___ Data supplied
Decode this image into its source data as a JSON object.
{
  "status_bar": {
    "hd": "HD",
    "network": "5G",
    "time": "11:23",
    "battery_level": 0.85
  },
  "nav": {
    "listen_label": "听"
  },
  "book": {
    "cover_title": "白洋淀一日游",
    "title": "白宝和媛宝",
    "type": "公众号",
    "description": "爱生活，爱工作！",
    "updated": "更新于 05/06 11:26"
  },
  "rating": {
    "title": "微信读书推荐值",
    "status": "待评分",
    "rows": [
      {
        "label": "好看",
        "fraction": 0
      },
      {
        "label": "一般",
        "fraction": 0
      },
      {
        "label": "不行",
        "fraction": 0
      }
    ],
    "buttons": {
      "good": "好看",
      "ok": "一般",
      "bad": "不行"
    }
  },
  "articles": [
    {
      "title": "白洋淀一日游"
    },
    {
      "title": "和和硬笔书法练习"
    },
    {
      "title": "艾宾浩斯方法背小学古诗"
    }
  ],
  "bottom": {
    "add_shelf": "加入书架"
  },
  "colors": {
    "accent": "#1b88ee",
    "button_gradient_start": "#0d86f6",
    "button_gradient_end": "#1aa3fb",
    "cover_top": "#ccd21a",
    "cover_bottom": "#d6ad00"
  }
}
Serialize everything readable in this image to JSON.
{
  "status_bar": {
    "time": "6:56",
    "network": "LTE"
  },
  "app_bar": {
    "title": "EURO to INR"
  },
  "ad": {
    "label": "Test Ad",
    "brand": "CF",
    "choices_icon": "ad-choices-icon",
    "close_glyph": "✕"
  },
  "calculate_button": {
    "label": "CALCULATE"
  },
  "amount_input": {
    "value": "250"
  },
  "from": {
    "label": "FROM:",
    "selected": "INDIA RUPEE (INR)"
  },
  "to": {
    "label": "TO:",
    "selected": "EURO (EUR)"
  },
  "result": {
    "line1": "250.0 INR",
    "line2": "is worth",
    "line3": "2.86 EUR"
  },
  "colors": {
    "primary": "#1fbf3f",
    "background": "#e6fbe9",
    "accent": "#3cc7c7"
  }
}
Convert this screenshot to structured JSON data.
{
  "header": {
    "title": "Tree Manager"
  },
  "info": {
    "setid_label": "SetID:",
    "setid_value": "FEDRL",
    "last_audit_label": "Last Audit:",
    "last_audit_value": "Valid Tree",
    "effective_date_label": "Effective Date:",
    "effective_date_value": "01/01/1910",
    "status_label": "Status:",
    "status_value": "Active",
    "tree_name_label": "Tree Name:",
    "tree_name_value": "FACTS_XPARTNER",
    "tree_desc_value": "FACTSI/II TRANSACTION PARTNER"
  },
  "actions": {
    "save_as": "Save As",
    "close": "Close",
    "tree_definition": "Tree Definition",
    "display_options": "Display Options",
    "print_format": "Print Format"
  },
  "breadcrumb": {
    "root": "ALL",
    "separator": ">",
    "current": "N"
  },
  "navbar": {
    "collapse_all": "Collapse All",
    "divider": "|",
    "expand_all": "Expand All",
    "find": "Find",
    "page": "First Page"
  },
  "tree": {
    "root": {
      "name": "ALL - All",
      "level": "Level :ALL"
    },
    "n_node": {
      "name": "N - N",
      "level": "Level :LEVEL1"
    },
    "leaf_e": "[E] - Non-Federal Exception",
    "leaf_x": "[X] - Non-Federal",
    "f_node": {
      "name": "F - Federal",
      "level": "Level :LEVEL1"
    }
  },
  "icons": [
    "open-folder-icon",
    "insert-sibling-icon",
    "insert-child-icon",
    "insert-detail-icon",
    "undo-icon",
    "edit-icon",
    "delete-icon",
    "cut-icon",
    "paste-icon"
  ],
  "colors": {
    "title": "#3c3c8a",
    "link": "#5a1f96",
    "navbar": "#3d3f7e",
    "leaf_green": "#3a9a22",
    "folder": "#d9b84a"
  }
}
______
> _Stated exercise_: Transcribe every entry exactly, omitting nothing.

> _Full response_:
Decode this image into its source data as a JSON object.
{
  "status_bar": {
    "hd": "HD",
    "network": "5G",
    "time": "11:23",
    "battery_level": 0.85
  },
  "nav": {
    "listen_label": "听"
  },
  "book": {
    "cover_title": "白洋淀一日游",
    "title": "白宝和媛宝",
    "type": "公众号",
    "description": "爱生活，爱工作！",
    "updated": "更新于 05/06 11:26"
  },
  "rating": {
    "title": "微信读书推荐值",
    "status": "待评分",
    "rows": [
      {
        "label": "好看",
        "fraction": 0
      },
      {
        "label": "一般",
        "fraction": 0
      },
      {
        "label": "不行",
        "fraction": 0
      }
    ],
    "buttons": {
      "good": "好看",
      "ok": "一般",
      "bad": "不行"
    }
  },
  "articles": [
    {
      "title": "白洋淀一日游"
    },
    {
      "title": "和和硬笔书法练习"
    },
    {
      "title": "艾宾浩斯方法背小学古诗"
    }
  ],
  "bottom": {
    "add_shelf": "加入书架"
  },
  "colors": {
    "accent": "#1b88ee",
    "button_gradient_start": "#0d86f6",
    "button_gradient_end": "#1aa3fb",
    "cover_top": "#ccd21a",
    "cover_bottom": "#d6ad00"
  }
}
Serialize everything readable in this image to JSON.
{
  "status_bar": {
    "time": "6:56",
    "network": "LTE"
  },
  "app_bar": {
    "title": "EURO to INR"
  },
  "ad": {
    "label": "Test Ad",
    "brand": "CF",
    "choices_icon": "ad-choices-icon",
    "close_glyph": "✕"
  },
  "calculate_button": {
    "label": "CALCULATE"
  },
  "amount_input": {
    "value": "250"
  },
  "from": {
    "label": "FROM:",
    "selected": "INDIA RUPEE (INR)"
  },
  "to": {
    "label": "TO:",
    "selected": "EURO (EUR)"
  },
  "result": {
    "line1": "250.0 INR",
    "line2": "is worth",
    "line3": "2.86 EUR"
  },
  "colors": {
    "primary": "#1fbf3f",
    "background": "#e6fbe9",
    "accent": "#3cc7c7"
  }
}
Convert this screenshot to structured JSON data.
{
  "header": {
    "title": "Tree Manager"
  },
  "info": {
    "setid_label": "SetID:",
    "setid_value": "FEDRL",
    "last_audit_label": "Last Audit:",
    "last_audit_value": "Valid Tree",
    "effective_date_label": "Effective Date:",
    "effective_date_value": "01/01/1910",
    "status_label": "Status:",
    "status_value": "Active",
    "tree_name_label": "Tree Name:",
    "tree_name_value": "FACTS_XPARTNER",
    "tree_desc_value": "FACTSI/II TRANSACTION PARTNER"
  },
  "actions": {
    "save_as": "Save As",
    "close": "Close",
    "tree_definition": "Tree Definition",
    "display_options": "Display Options",
    "print_format": "Print Format"
  },
  "breadcrumb": {
    "root": "ALL",
    "separator": ">",
    "current": "N"
  },
  "navbar": {
    "collapse_all": "Collapse All",
    "divider": "|",
    "expand_all": "Expand All",
    "find": "Find",
    "page": "First Page"
  },
  "tree": {
    "root": {
      "name": "ALL - All",
      "level": "Level :ALL"
    },
    "n_node": {
      "name": "N - N",
      "level": "Level :LEVEL1"
    },
    "leaf_e": "[E] - Non-Federal Exception",
    "leaf_x": "[X] - Non-Federal",
    "f_node": {
      "name": "F - Federal",
      "level": "Level :LEVEL1"
    }
  },
  "icons": [
    "open-folder-icon",
    "insert-sibling-icon",
    "insert-child-icon",
    "insert-detail-icon",
    "undo-icon",
    "edit-icon",
    "delete-icon",
    "cut-icon",
    "paste-icon"
  ],
  "colors": {
    "title": "#3c3c8a",
    "link": "#5a1f96",
    "navbar": "#3d3f7e",
    "leaf_green": "#3a9a22",
    "folder": "#d9b84a"
  }
}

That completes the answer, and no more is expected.